-- Problem description --
Reproduce all entries precisely as they are written.
* BEGIN Task data *
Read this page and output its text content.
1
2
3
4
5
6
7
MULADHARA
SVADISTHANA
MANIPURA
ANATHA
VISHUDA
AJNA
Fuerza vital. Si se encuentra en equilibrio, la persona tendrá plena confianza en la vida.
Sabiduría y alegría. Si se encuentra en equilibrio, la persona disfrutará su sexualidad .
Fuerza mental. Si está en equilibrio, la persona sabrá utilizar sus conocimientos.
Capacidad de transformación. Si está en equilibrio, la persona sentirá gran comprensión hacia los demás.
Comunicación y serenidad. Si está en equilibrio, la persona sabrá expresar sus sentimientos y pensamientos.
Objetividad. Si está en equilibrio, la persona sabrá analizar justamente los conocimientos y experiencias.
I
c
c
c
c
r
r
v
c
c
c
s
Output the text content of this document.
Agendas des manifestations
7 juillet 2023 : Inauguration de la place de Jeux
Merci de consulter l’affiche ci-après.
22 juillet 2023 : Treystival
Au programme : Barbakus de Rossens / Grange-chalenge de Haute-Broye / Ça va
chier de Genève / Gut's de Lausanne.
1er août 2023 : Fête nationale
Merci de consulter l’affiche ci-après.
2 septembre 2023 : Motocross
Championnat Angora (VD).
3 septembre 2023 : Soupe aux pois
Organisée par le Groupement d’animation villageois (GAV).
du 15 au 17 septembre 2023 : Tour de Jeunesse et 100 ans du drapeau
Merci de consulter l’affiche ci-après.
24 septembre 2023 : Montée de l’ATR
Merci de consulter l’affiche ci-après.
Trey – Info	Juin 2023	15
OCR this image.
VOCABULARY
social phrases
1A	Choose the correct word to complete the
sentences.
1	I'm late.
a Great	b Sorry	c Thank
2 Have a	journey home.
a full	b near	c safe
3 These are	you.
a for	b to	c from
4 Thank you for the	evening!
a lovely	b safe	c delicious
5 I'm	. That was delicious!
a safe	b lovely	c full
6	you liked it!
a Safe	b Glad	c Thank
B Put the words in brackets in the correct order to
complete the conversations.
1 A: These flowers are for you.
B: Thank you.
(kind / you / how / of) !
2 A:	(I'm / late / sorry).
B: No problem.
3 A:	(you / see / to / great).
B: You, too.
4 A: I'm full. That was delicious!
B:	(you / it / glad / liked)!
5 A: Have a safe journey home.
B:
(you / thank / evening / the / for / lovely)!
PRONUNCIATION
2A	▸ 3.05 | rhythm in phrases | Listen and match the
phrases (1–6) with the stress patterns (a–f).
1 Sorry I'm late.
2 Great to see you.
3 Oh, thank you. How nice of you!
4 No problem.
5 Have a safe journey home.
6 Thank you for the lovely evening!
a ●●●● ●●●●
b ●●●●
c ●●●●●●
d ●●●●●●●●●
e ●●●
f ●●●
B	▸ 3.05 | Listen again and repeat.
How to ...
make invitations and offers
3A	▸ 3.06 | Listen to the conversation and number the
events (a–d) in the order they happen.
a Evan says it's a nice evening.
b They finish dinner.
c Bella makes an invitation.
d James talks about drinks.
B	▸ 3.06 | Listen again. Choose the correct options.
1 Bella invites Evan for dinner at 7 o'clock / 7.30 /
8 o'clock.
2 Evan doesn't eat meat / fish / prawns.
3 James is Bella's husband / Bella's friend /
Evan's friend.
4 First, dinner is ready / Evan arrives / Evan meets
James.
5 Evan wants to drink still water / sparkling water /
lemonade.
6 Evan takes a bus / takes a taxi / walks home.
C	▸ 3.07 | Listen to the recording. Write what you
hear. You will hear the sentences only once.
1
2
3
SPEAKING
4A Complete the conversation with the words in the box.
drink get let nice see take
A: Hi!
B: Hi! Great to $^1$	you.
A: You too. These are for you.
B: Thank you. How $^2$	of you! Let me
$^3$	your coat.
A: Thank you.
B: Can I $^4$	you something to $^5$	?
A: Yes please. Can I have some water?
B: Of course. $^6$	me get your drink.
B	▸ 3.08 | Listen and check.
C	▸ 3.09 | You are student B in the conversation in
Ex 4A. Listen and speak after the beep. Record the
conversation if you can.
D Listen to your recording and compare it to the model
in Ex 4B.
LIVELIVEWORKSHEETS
* END Task data *
-- Result below --
Read this page and output its text content.
1
2
3
4
5
6
7
MULADHARA
SVADISTHANA
MANIPURA
ANATHA
VISHUDA
AJNA
Fuerza vital. Si se encuentra en equilibrio, la persona tendrá plena confianza en la vida.
Sabiduría y alegría. Si se encuentra en equilibrio, la persona disfrutará su sexualidad .
Fuerza mental. Si está en equilibrio, la persona sabrá utilizar sus conocimientos.
Capacidad de transformación. Si está en equilibrio, la persona sentirá gran comprensión hacia los demás.
Comunicación y serenidad. Si está en equilibrio, la persona sabrá expresar sus sentimientos y pensamientos.
Objetividad. Si está en equilibrio, la persona sabrá analizar justamente los conocimientos y experiencias.
I
c
c
c
c
r
r
v
c
c
c
s
Output the text content of this document.
Agendas des manifestations
7 juillet 2023 : Inauguration de la place de Jeux
Merci de consulter l’affiche ci-après.
22 juillet 2023 : Treystival
Au programme : Barbakus de Rossens / Grange-chalenge de Haute-Broye / Ça va
chier de Genève / Gut's de Lausanne.
1er août 2023 : Fête nationale
Merci de consulter l’affiche ci-après.
2 septembre 2023 : Motocross
Championnat Angora (VD).
3 septembre 2023 : Soupe aux pois
Organisée par le Groupement d’animation villageois (GAV).
du 15 au 17 septembre 2023 : Tour de Jeunesse et 100 ans du drapeau
Merci de consulter l’affiche ci-après.
24 septembre 2023 : Montée de l’ATR
Merci de consulter l’affiche ci-après.
Trey – Info	Juin 2023	15
OCR this image.
VOCABULARY
social phrases
1A	Choose the correct word to complete the
sentences.
1	I'm late.
a Great	b Sorry	c Thank
2 Have a	journey home.
a full	b near	c safe
3 These are	you.
a for	b to	c from
4 Thank you for the	evening!
a lovely	b safe	c delicious
5 I'm	. That was delicious!
a safe	b lovely	c full
6	you liked it!
a Safe	b Glad	c Thank
B Put the words in brackets in the correct order to
complete the conversations.
1 A: These flowers are for you.
B: Thank you.
(kind / you / how / of) !
2 A:	(I'm / late / sorry).
B: No problem.
3 A:	(you / see / to / great).
B: You, too.
4 A: I'm full. That was delicious!
B:	(you / it / glad / liked)!
5 A: Have a safe journey home.
B:
(you / thank / evening / the / for / lovely)!
PRONUNCIATION
2A	▸ 3.05 | rhythm in phrases | Listen and match the
phrases (1–6) with the stress patterns (a–f).
1 Sorry I'm late.
2 Great to see you.
3 Oh, thank you. How nice of you!
4 No problem.
5 Have a safe journey home.
6 Thank you for the lovely evening!
a ●●●● ●●●●
b ●●●●
c ●●●●●●
d ●●●●●●●●●
e ●●●
f ●●●
B	▸ 3.05 | Listen again and repeat.
How to ...
make invitations and offers
3A	▸ 3.06 | Listen to the conversation and number the
events (a–d) in the order they happen.
a Evan says it's a nice evening.
b They finish dinner.
c Bella makes an invitation.
d James talks about drinks.
B	▸ 3.06 | Listen again. Choose the correct options.
1 Bella invites Evan for dinner at 7 o'clock / 7.30 /
8 o'clock.
2 Evan doesn't eat meat / fish / prawns.
3 James is Bella's husband / Bella's friend /
Evan's friend.
4 First, dinner is ready / Evan arrives / Evan meets
James.
5 Evan wants to drink still water / sparkling water /
lemonade.
6 Evan takes a bus / takes a taxi / walks home.
C	▸ 3.07 | Listen to the recording. Write what you
hear. You will hear the sentences only once.
1
2
3
SPEAKING
4A Complete the conversation with the words in the box.
drink get let nice see take
A: Hi!
B: Hi! Great to $^1$	you.
A: You too. These are for you.
B: Thank you. How $^2$	of you! Let me
$^3$	your coat.
A: Thank you.
B: Can I $^4$	you something to $^5$	?
A: Yes please. Can I have some water?
B: Of course. $^6$	me get your drink.
B	▸ 3.08 | Listen and check.
C	▸ 3.09 | You are student B in the conversation in
Ex 4A. Listen and speak after the beep. Record the
conversation if you can.
D Listen to your recording and compare it to the model
in Ex 4B.
LIVELIVEWORKSHEETS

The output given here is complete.